BEGIN DOCUMENT EXCERPT

Black Radical Politics, Palestine and Zionism: An Online Event with Prof. Rabab Abdulhadi

Palestinian artists painting George Floyed on the walls on UNRWA office, in Gaza. (Photo: via UNRWA Website)

By Benay Blend

On March 25, 2021, at 10 AM MDT, the Amsterdam Centre for Middle Eastern Studies will present an online Facebook event entitled Black Radical Politics, Palestine and Zionism with Prof. Rabab Abdulhadi, Director and Senior Scholar in the Arab and Muslim Ethnicities and Diasporas and Associate Professor of Ethnic Studies/Race and Resistance Studies at the historic College of Ethnic Studies, San Francisco State University.

Given the escalation of violence against all marginalized communities in the US, including the recent shooting of 8 Asian women in Atlanta, Georgia, Abdulhadi’s presentation on the importance of Black/Palestinian coalitions could not come at a better time.

END DOCUMENT EXCERPT
BEGIN RAW DATA

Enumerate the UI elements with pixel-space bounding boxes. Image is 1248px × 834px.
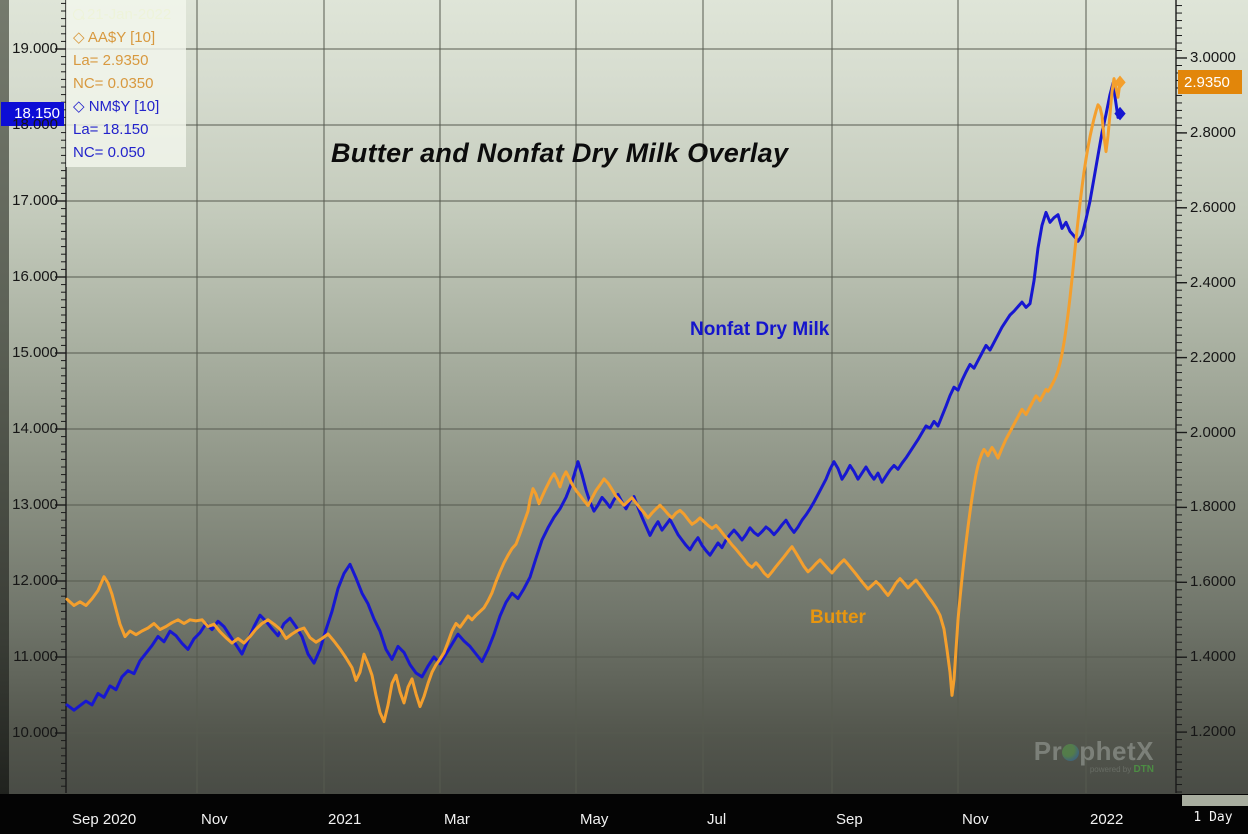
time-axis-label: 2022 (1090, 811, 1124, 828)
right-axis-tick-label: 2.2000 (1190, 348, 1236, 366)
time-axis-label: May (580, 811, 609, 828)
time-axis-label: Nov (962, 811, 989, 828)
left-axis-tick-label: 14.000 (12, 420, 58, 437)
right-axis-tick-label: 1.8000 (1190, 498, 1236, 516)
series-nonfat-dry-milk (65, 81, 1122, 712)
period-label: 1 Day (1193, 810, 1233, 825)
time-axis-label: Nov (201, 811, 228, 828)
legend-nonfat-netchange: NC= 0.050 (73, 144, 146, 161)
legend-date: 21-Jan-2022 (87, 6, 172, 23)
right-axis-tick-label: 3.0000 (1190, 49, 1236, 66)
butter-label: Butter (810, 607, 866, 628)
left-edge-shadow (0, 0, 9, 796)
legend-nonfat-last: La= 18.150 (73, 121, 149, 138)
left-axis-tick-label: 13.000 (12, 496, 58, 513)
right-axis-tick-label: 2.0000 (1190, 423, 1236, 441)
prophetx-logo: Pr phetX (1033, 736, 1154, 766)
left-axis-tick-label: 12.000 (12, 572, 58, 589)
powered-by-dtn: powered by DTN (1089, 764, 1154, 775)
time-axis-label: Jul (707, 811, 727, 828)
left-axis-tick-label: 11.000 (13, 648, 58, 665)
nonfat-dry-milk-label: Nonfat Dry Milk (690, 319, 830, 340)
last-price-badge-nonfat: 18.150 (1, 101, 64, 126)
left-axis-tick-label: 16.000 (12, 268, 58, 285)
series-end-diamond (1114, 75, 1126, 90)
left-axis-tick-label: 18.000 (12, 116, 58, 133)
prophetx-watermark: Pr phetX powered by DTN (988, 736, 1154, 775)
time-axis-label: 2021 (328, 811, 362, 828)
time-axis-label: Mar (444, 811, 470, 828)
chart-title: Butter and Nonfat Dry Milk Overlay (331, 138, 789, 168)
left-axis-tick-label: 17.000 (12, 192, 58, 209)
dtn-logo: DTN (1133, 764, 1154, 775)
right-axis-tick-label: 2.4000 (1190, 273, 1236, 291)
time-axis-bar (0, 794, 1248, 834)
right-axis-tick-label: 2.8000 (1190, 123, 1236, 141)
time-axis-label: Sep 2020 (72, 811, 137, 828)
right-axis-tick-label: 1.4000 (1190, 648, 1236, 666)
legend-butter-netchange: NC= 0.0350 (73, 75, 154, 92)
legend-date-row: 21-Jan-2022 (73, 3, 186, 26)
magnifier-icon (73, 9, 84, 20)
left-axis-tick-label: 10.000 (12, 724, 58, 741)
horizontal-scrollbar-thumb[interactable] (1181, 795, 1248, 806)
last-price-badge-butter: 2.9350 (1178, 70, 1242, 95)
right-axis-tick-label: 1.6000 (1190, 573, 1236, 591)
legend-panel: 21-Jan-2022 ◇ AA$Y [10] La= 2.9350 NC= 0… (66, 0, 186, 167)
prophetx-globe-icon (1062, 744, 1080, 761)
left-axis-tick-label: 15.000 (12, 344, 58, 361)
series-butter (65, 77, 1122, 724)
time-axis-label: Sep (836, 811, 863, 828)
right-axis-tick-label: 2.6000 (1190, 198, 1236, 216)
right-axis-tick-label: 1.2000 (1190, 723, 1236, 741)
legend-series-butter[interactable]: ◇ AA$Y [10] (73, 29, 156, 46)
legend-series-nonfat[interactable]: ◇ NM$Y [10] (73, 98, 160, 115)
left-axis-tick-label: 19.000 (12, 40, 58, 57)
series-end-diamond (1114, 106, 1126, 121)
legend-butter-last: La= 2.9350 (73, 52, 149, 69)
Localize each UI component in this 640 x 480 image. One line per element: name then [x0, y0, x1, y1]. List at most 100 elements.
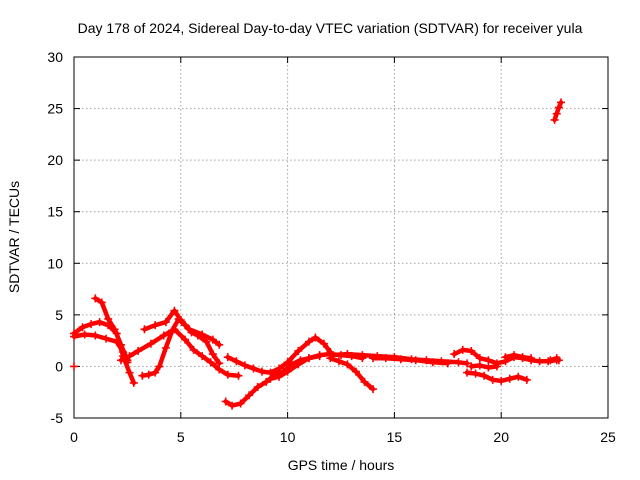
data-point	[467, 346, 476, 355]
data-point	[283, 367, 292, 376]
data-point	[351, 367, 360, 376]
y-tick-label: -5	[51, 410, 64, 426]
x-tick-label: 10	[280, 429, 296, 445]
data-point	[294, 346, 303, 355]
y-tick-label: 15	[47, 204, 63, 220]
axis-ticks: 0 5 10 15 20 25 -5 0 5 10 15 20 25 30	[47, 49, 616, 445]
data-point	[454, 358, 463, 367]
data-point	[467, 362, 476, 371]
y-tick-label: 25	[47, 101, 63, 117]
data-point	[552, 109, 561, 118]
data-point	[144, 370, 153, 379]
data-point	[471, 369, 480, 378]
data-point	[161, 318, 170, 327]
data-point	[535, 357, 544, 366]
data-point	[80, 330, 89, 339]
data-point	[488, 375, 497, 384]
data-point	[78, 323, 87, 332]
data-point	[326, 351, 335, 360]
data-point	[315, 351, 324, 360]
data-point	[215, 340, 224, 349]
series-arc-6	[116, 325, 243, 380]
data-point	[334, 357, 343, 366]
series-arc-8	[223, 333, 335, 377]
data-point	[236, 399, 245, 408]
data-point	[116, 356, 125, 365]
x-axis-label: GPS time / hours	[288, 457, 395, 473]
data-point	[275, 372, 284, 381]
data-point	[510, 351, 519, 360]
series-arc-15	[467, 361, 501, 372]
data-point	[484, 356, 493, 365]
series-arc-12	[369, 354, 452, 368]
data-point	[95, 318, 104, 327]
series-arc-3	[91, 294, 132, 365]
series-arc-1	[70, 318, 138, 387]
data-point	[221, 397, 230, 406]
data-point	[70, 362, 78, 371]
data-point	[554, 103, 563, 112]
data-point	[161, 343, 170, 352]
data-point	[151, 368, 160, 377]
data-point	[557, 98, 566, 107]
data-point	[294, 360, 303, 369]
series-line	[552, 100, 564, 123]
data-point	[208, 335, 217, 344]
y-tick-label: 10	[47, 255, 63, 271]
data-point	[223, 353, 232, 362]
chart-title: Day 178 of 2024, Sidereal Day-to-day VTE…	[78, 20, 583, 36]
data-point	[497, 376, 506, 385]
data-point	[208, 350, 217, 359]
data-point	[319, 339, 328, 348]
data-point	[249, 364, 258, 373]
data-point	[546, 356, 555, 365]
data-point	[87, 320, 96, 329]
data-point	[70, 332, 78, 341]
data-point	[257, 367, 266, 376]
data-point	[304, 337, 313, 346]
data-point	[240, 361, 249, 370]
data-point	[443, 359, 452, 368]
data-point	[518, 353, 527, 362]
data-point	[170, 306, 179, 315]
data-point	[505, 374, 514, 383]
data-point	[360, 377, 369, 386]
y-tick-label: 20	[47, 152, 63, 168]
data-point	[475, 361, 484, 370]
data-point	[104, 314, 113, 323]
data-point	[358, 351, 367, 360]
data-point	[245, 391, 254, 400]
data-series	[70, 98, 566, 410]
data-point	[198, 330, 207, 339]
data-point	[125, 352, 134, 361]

END RAW DATA

GIVEN EXERCISE: According to the event announcement, which organization will present the online event? The stored lines have no connection to the event announcement.

OUTPUT OF THE TASK: The Amsterdam Centre for Middle Eastern Studies.